◆ **SHORT TASK**:
Pull out each line of the records holding the string "schon".

═══ RECORDS SHOWN ═══

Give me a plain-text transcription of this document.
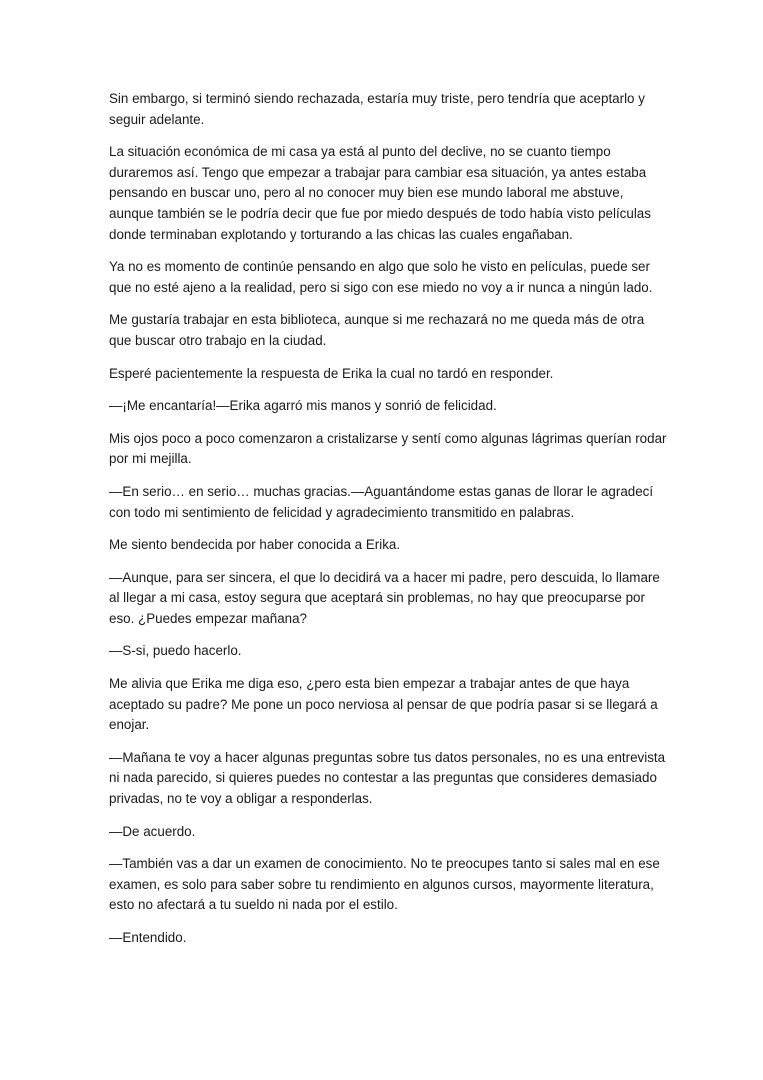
Sin embargo, si terminó siendo rechazada, estaría muy triste, pero tendría que aceptarlo y seguir adelante.

La situación económica de mi casa ya está al punto del declive, no se cuanto tiempo duraremos así. Tengo que empezar a trabajar para cambiar esa situación, ya antes estaba pensando en buscar uno, pero al no conocer muy bien ese mundo laboral me abstuve, aunque también se le podría decir que fue por miedo después de todo había visto películas donde terminaban explotando y torturando a las chicas las cuales engañaban.

Ya no es momento de continúe pensando en algo que solo he visto en películas, puede ser que no esté ajeno a la realidad, pero si sigo con ese miedo no voy a ir nunca a ningún lado.

Me gustaría trabajar en esta biblioteca, aunque si me rechazará no me queda más de otra que buscar otro trabajo en la ciudad.

Esperé pacientemente la respuesta de Erika la cual no tardó en responder.

—¡Me encantaría!—Erika agarró mis manos y sonrió de felicidad.

Mis ojos poco a poco comenzaron a cristalizarse y sentí como algunas lágrimas querían rodar por mi mejilla.

—En serio… en serio… muchas gracias.—Aguantándome estas ganas de llorar le agradecí con todo mi sentimiento de felicidad y agradecimiento transmitido en palabras.

Me siento bendecida por haber conocida a Erika.

—Aunque, para ser sincera, el que lo decidirá va a hacer mi padre, pero descuida, lo llamare al llegar a mi casa, estoy segura que aceptará sin problemas, no hay que preocuparse por eso. ¿Puedes empezar mañana?

—S-si, puedo hacerlo.

Me alivia que Erika me diga eso, ¿pero esta bien empezar a trabajar antes de que haya aceptado su padre? Me pone un poco nerviosa al pensar de que podría pasar si se llegará a enojar.

—Mañana te voy a hacer algunas preguntas sobre tus datos personales, no es una entrevista ni nada parecido, si quieres puedes no contestar a las preguntas que consideres demasiado privadas, no te voy a obligar a responderlas.

—De acuerdo.

—También vas a dar un examen de conocimiento. No te preocupes tanto si sales mal en ese examen, es solo para saber sobre tu rendimiento en algunos cursos, mayormente literatura, esto no afectará a tu sueldo ni nada por el estilo.

—Entendido.
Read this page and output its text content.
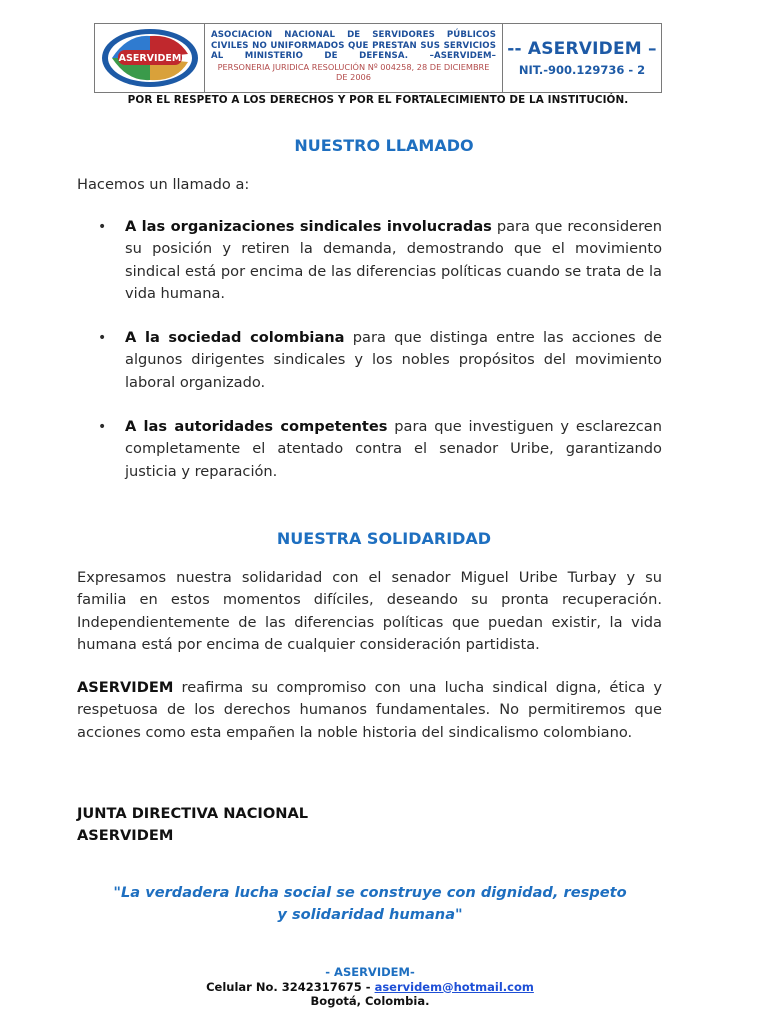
ASERVIDEM
ASOCIACION NACIONAL DE SERVIDORES PÚBLICOS CIVILES NO UNIFORMADOS QUE PRESTAN SUS SERVICIOS AL MINISTERIO DE DEFENSA. –ASERVIDEM–
PERSONERIA JURIDICA RESOLUCIÓN Nº 004258, 28 DE DICIEMBRE DE 2006
-- ASERVIDEM –
NIT.-900.129736 - 2
POR EL RESPETO A LOS DERECHOS Y POR EL FORTALECIMIENTO DE LA INSTITUCIÓN.
NUESTRO LLAMADO
Hacemos un llamado a:
• A las organizaciones sindicales involucradas para que reconsideren su posición y retiren la demanda, demostrando que el movimiento sindical está por encima de las diferencias políticas cuando se trata de la vida humana.
• A la sociedad colombiana para que distinga entre las acciones de algunos dirigentes sindicales y los nobles propósitos del movimiento laboral organizado.
• A las autoridades competentes para que investiguen y esclarezcan completamente el atentado contra el senador Uribe, garantizando justicia y reparación.
NUESTRA SOLIDARIDAD
Expresamos nuestra solidaridad con el senador Miguel Uribe Turbay y su familia en estos momentos difíciles, deseando su pronta recuperación. Independientemente de las diferencias políticas que puedan existir, la vida humana está por encima de cualquier consideración partidista.
ASERVIDEM reafirma su compromiso con una lucha sindical digna, ética y respetuosa de los derechos humanos fundamentales. No permitiremos que acciones como esta empañen la noble historia del sindicalismo colombiano.
JUNTA DIRECTIVA NACIONAL
ASERVIDEM
"La verdadera lucha social se construye con dignidad, respeto y solidaridad humana"
- ASERVIDEM-
Celular No. 3242317675 - aservidem@hotmail.com
Bogotá, Colombia.
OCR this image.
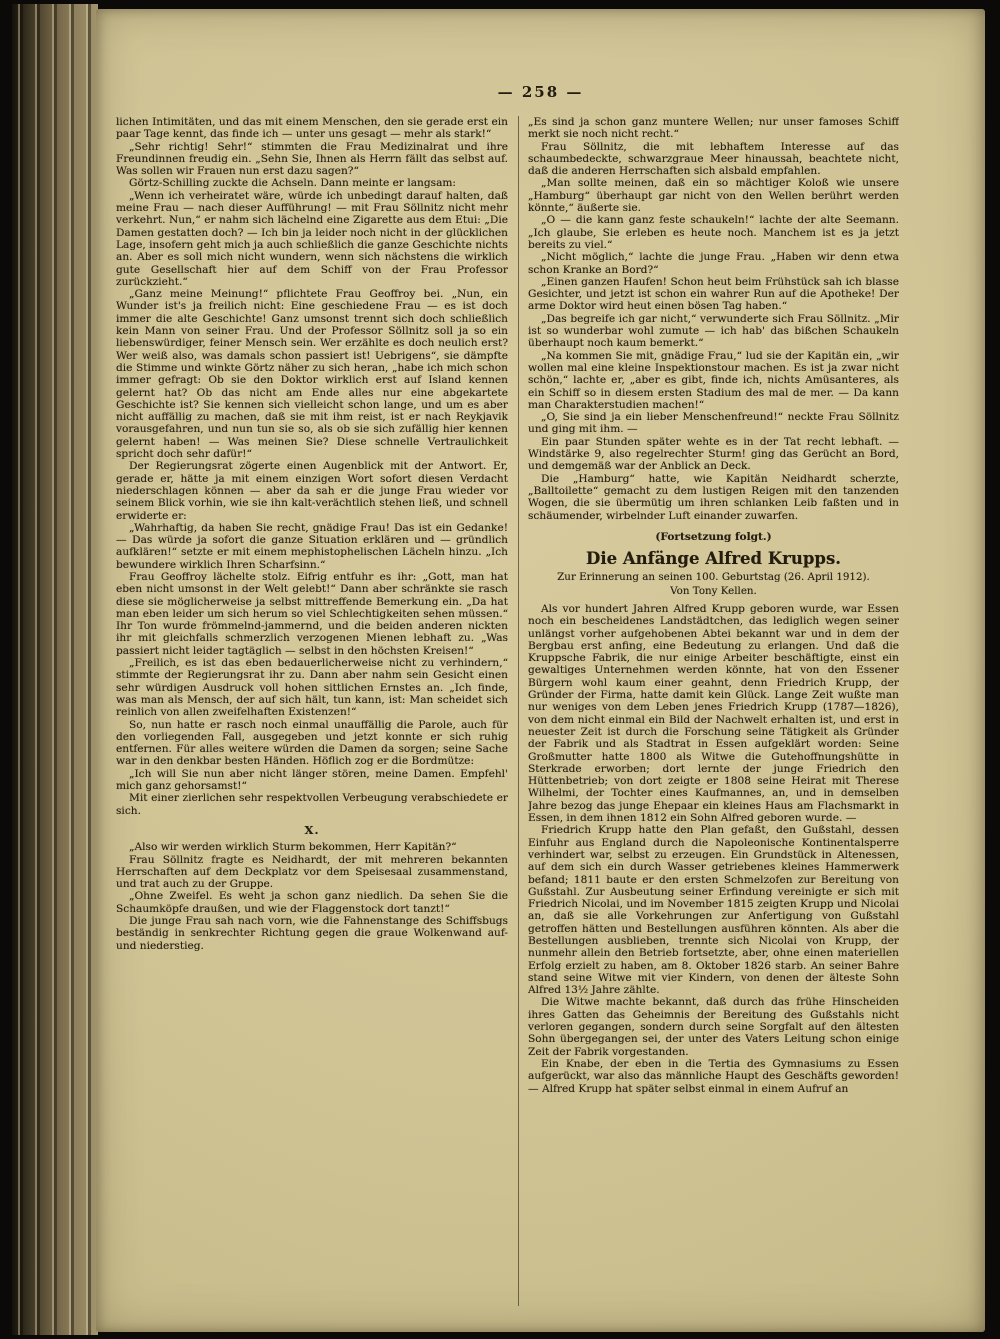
— 258 —

lichen Intimitäten, und das mit einem Menschen, den sie gerade erst ein paar Tage kennt, das finde ich — unter uns gesagt — mehr als stark!“

„Sehr richtig! Sehr!“ stimmten die Frau Medizinalrat und ihre Freundinnen freudig ein. „Sehn Sie, Ihnen als Herrn fällt das selbst auf. Was sollen wir Frauen nun erst dazu sagen?“

Görtz-Schilling zuckte die Achseln. Dann meinte er langsam:

„Wenn ich verheiratet wäre, würde ich unbedingt darauf halten, daß meine Frau — nach dieser Aufführung! — mit Frau Söllnitz nicht mehr verkehrt. Nun,“ er nahm sich lächelnd eine Zigarette aus dem Etui: „Die Damen gestatten doch? — Ich bin ja leider noch nicht in der glücklichen Lage, insofern geht mich ja auch schließlich die ganze Geschichte nichts an. Aber es soll mich nicht wundern, wenn sich nächstens die wirklich gute Gesellschaft hier auf dem Schiff von der Frau Professor zurückzieht.“

„Ganz meine Meinung!“ pflichtete Frau Geoffroy bei. „Nun, ein Wunder ist's ja freilich nicht: Eine geschiedene Frau — es ist doch immer die alte Geschichte! Ganz umsonst trennt sich doch schließlich kein Mann von seiner Frau. Und der Professor Söllnitz soll ja so ein liebenswürdiger, feiner Mensch sein. Wer erzählte es doch neulich erst? Wer weiß also, was damals schon passiert ist! Uebrigens“, sie dämpfte die Stimme und winkte Görtz näher zu sich heran, „habe ich mich schon immer gefragt: Ob sie den Doktor wirklich erst auf Island kennen gelernt hat? Ob das nicht am Ende alles nur eine abgekartete Geschichte ist? Sie kennen sich vielleicht schon lange, und um es aber nicht auffällig zu machen, daß sie mit ihm reist, ist er nach Reykjavik vorausgefahren, und nun tun sie so, als ob sie sich zufällig hier kennen gelernt haben! — Was meinen Sie? Diese schnelle Vertraulichkeit spricht doch sehr dafür!“

Der Regierungsrat zögerte einen Augenblick mit der Antwort. Er, gerade er, hätte ja mit einem einzigen Wort sofort diesen Verdacht niederschlagen können — aber da sah er die junge Frau wieder vor seinem Blick vorhin, wie sie ihn kalt-verächtlich stehen ließ, und schnell erwiderte er:

„Wahrhaftig, da haben Sie recht, gnädige Frau! Das ist ein Gedanke! — Das würde ja sofort die ganze Situation erklären und — gründlich aufklären!“ setzte er mit einem mephistophelischen Lächeln hinzu. „Ich bewundere wirklich Ihren Scharfsinn.“

Frau Geoffroy lächelte stolz. Eifrig entfuhr es ihr: „Gott, man hat eben nicht umsonst in der Welt gelebt!“ Dann aber schränkte sie rasch diese sie möglicherweise ja selbst mittreffende Bemerkung ein. „Da hat man eben leider um sich herum so viel Schlechtigkeiten sehen müssen.“ Ihr Ton wurde frömmelnd-jammernd, und die beiden anderen nickten ihr mit gleichfalls schmerzlich verzogenen Mienen lebhaft zu. „Was passiert nicht leider tagtäglich — selbst in den höchsten Kreisen!“

„Freilich, es ist das eben bedauerlicherweise nicht zu verhindern,“ stimmte der Regierungsrat ihr zu. Dann aber nahm sein Gesicht einen sehr würdigen Ausdruck voll hohen sittlichen Ernstes an. „Ich finde, was man als Mensch, der auf sich hält, tun kann, ist: Man scheidet sich reinlich von allen zweifelhaften Existenzen!“

So, nun hatte er rasch noch einmal unauffällig die Parole, auch für den vorliegenden Fall, ausgegeben und jetzt konnte er sich ruhig entfernen. Für alles weitere würden die Damen da sorgen; seine Sache war in den denkbar besten Händen. Höflich zog er die Bordmütze:

„Ich will Sie nun aber nicht länger stören, meine Damen. Empfehl' mich ganz gehorsamst!“

Mit einer zierlichen sehr respektvollen Verbeugung verabschiedete er sich.

X.

„Also wir werden wirklich Sturm bekommen, Herr Kapitän?“

Frau Söllnitz fragte es Neidhardt, der mit mehreren bekannten Herrschaften auf dem Deckplatz vor dem Speisesaal zusammenstand, und trat auch zu der Gruppe.

„Ohne Zweifel. Es weht ja schon ganz niedlich. Da sehen Sie die Schaumköpfe draußen, und wie der Flaggenstock dort tanzt!“

Die junge Frau sah nach vorn, wie die Fahnenstange des Schiffsbugs beständig in senkrechter Richtung gegen die graue Wolkenwand auf- und niederstieg.

„Es sind ja schon ganz muntere Wellen; nur unser famoses Schiff merkt sie noch nicht recht.“

Frau Söllnitz, die mit lebhaftem Interesse auf das schaumbedeckte, schwarzgraue Meer hinaussah, beachtete nicht, daß die anderen Herrschaften sich alsbald empfahlen.

„Man sollte meinen, daß ein so mächtiger Koloß wie unsere „Hamburg“ überhaupt gar nicht von den Wellen berührt werden könnte,“ äußerte sie.

„O — die kann ganz feste schaukeln!“ lachte der alte Seemann. „Ich glaube, Sie erleben es heute noch. Manchem ist es ja jetzt bereits zu viel.“

„Nicht möglich,“ lachte die junge Frau. „Haben wir denn etwa schon Kranke an Bord?“

„Einen ganzen Haufen! Schon heut beim Frühstück sah ich blasse Gesichter, und jetzt ist schon ein wahrer Run auf die Apotheke! Der arme Doktor wird heut einen bösen Tag haben.“

„Das begreife ich gar nicht,“ verwunderte sich Frau Söllnitz. „Mir ist so wunderbar wohl zumute — ich hab' das bißchen Schaukeln überhaupt noch kaum bemerkt.“

„Na kommen Sie mit, gnädige Frau,“ lud sie der Kapitän ein, „wir wollen mal eine kleine Inspektionstour machen. Es ist ja zwar nicht schön,“ lachte er, „aber es gibt, finde ich, nichts Amüsanteres, als ein Schiff so in diesem ersten Stadium des mal de mer. — Da kann man Charakterstudien machen!“

„O, Sie sind ja ein lieber Menschenfreund!“ neckte Frau Söllnitz und ging mit ihm. —

Ein paar Stunden später wehte es in der Tat recht lebhaft. — Windstärke 9, also regelrechter Sturm! ging das Gerücht an Bord, und demgemäß war der Anblick an Deck.

Die „Hamburg“ hatte, wie Kapitän Neidhardt scherzte, „Balltoilette“ gemacht zu dem lustigen Reigen mit den tanzenden Wogen, die sie übermütig um ihren schlanken Leib faßten und in schäumender, wirbelnder Luft einander zuwarfen.

(Fortsetzung folgt.)

Die Anfänge Alfred Krupps.
Zur Erinnerung an seinen 100. Geburtstag (26. April 1912).
Von Tony Kellen.

Als vor hundert Jahren Alfred Krupp geboren wurde, war Essen noch ein bescheidenes Landstädtchen, das lediglich wegen seiner unlängst vorher aufgehobenen Abtei bekannt war und in dem der Bergbau erst anfing, eine Bedeutung zu erlangen. Und daß die Kruppsche Fabrik, die nur einige Arbeiter beschäftigte, einst ein gewaltiges Unternehmen werden könnte, hat von den Essener Bürgern wohl kaum einer geahnt, denn Friedrich Krupp, der Gründer der Firma, hatte damit kein Glück. Lange Zeit wußte man nur weniges von dem Leben jenes Friedrich Krupp (1787—1826), von dem nicht einmal ein Bild der Nachwelt erhalten ist, und erst in neuester Zeit ist durch die Forschung seine Tätigkeit als Gründer der Fabrik und als Stadtrat in Essen aufgeklärt worden: Seine Großmutter hatte 1800 als Witwe die Gutehoffnungshütte in Sterkrade erworben; dort lernte der junge Friedrich den Hüttenbetrieb; von dort zeigte er 1808 seine Heirat mit Therese Wilhelmi, der Tochter eines Kaufmannes, an, und in demselben Jahre bezog das junge Ehepaar ein kleines Haus am Flachsmarkt in Essen, in dem ihnen 1812 ein Sohn Alfred geboren wurde. —

Friedrich Krupp hatte den Plan gefaßt, den Gußstahl, dessen Einfuhr aus England durch die Napoleonische Kontinentalsperre verhindert war, selbst zu erzeugen. Ein Grundstück in Altenessen, auf dem sich ein durch Wasser getriebenes kleines Hammerwerk befand; 1811 baute er den ersten Schmelzofen zur Bereitung von Gußstahl. Zur Ausbeutung seiner Erfindung vereinigte er sich mit Friedrich Nicolai, und im November 1815 zeigten Krupp und Nicolai an, daß sie alle Vorkehrungen zur Anfertigung von Gußstahl getroffen hätten und Bestellungen ausführen könnten. Als aber die Bestellungen ausblieben, trennte sich Nicolai von Krupp, der nunmehr allein den Betrieb fortsetzte, aber, ohne einen materiellen Erfolg erzielt zu haben, am 8. Oktober 1826 starb. An seiner Bahre stand seine Witwe mit vier Kindern, von denen der älteste Sohn Alfred 13½ Jahre zählte.

Die Witwe machte bekannt, daß durch das frühe Hinscheiden ihres Gatten das Geheimnis der Bereitung des Gußstahls nicht verloren gegangen, sondern durch seine Sorgfalt auf den ältesten Sohn übergegangen sei, der unter des Vaters Leitung schon einige Zeit der Fabrik vorgestanden.

Ein Knabe, der eben in die Tertia des Gymnasiums zu Essen aufgerückt, war also das männliche Haupt des Geschäfts geworden! — Alfred Krupp hat später selbst einmal in einem Aufruf an
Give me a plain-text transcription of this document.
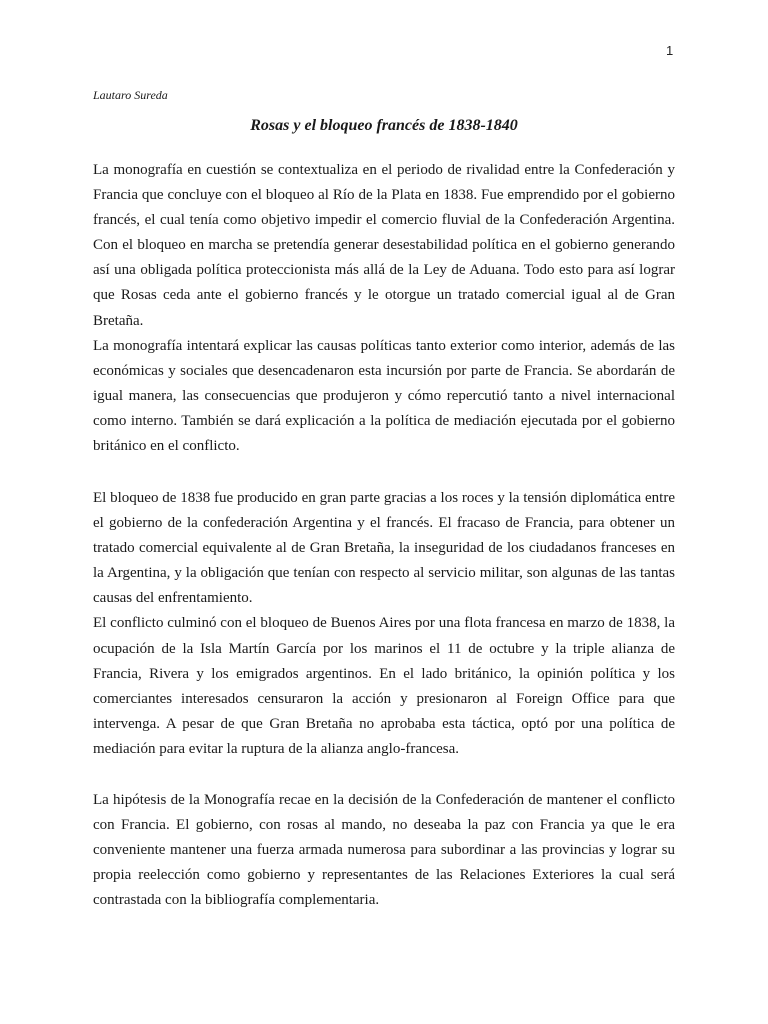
1
Lautaro Sureda
Rosas y el bloqueo francés de 1838-1840

La monografía en cuestión se contextualiza en el periodo de rivalidad entre la Confederación y Francia que concluye con el bloqueo al Río de la Plata en 1838. Fue emprendido por el gobierno francés, el cual tenía como objetivo impedir el comercio fluvial de la Confederación Argentina. Con el bloqueo en marcha se pretendía generar desestabilidad política en el gobierno generando así una obligada política proteccionista más allá de la Ley de Aduana. Todo esto para así lograr que Rosas ceda ante el gobierno francés y le otorgue un tratado comercial igual al de Gran Bretaña.

La monografía intentará explicar las causas políticas tanto exterior como interior, además de las económicas y sociales que desencadenaron esta incursión por parte de Francia. Se abordarán de igual manera, las consecuencias que produjeron y cómo repercutió tanto a nivel internacional como interno. También se dará explicación a la política de mediación ejecutada por el gobierno británico en el conflicto.

El bloqueo de 1838 fue producido en gran parte gracias a los roces y la tensión diplomática entre el gobierno de la confederación Argentina y el francés. El fracaso de Francia, para obtener un tratado comercial equivalente al de Gran Bretaña, la inseguridad de los ciudadanos franceses en la Argentina, y la obligación que tenían con respecto al servicio militar, son algunas de las tantas causas del enfrentamiento.

El conflicto culminó con el bloqueo de Buenos Aires por una flota francesa en marzo de 1838, la ocupación de la Isla Martín García por los marinos el 11 de octubre y la triple alianza de Francia, Rivera y los emigrados argentinos. En el lado británico, la opinión política y los comerciantes interesados censuraron la acción y presionaron al Foreign Office para que intervenga. A pesar de que Gran Bretaña no aprobaba esta táctica, optó por una política de mediación para evitar la ruptura de la alianza anglo-francesa.

La hipótesis de la Monografía recae en la decisión de la Confederación de mantener el conflicto con Francia. El gobierno, con rosas al mando, no deseaba la paz con Francia ya que le era conveniente mantener una fuerza armada numerosa para subordinar a las provincias y lograr su propia reelección como gobierno y representantes de las Relaciones Exteriores la cual será contrastada con la bibliografía complementaria.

═══

◆ **RESPONSE TO THIS TASK**:
„Ganz meine Meinung!“ pflichtete Frau Geoffroy bei. „Nun, ein Wunder ist's ja freilich nicht: Eine geschiedene Frau — es ist doch immer die alte Geschichte! Ganz umsonst trennt sich doch schließlich kein Mann von seiner Frau. Und der Professor Söllnitz soll ja so ein liebenswürdiger, feiner Mensch sein. Wer erzählte es doch neulich erst? Wer weiß also, was damals schon passiert ist! Uebrigens“, sie dämpfte die Stimme und winkte Görtz näher zu sich heran, „habe ich mich schon immer gefragt: Ob sie den Doktor wirklich erst auf Island kennen gelernt hat? Ob das nicht am Ende alles nur eine abgekartete Geschichte ist? Sie kennen sich vielleicht schon lange, und um es aber nicht auffällig zu machen, daß sie mit ihm reist, ist er nach Reykjavik vorausgefahren, und nun tun sie so, als ob sie sich zufällig hier kennen gelernt haben! — Was meinen Sie? Diese schnelle Vertraulichkeit spricht doch sehr dafür!“
„Ohne Zweifel. Es weht ja schon ganz niedlich. Da sehen Sie die Schaumköpfe draußen, und wie der Flaggenstock dort tanzt!“
„Es sind ja schon ganz muntere Wellen; nur unser famoses Schiff merkt sie noch nicht recht.“
„Nicht möglich,“ lachte die junge Frau. „Haben wir denn etwa schon Kranke an Bord?“
„Einen ganzen Haufen! Schon heut beim Frühstück sah ich blasse Gesichter, und jetzt ist schon ein wahrer Run auf die Apotheke! Der arme Doktor wird heut einen bösen Tag haben.“
Die Witwe machte bekannt, daß durch das frühe Hinscheiden ihres Gatten das Geheimnis der Bereitung des Gußstahls nicht verloren gegangen, sondern durch seine Sorgfalt auf den ältesten Sohn übergegangen sei, der unter des Vaters Leitung schon einige Zeit der Fabrik vorgestanden.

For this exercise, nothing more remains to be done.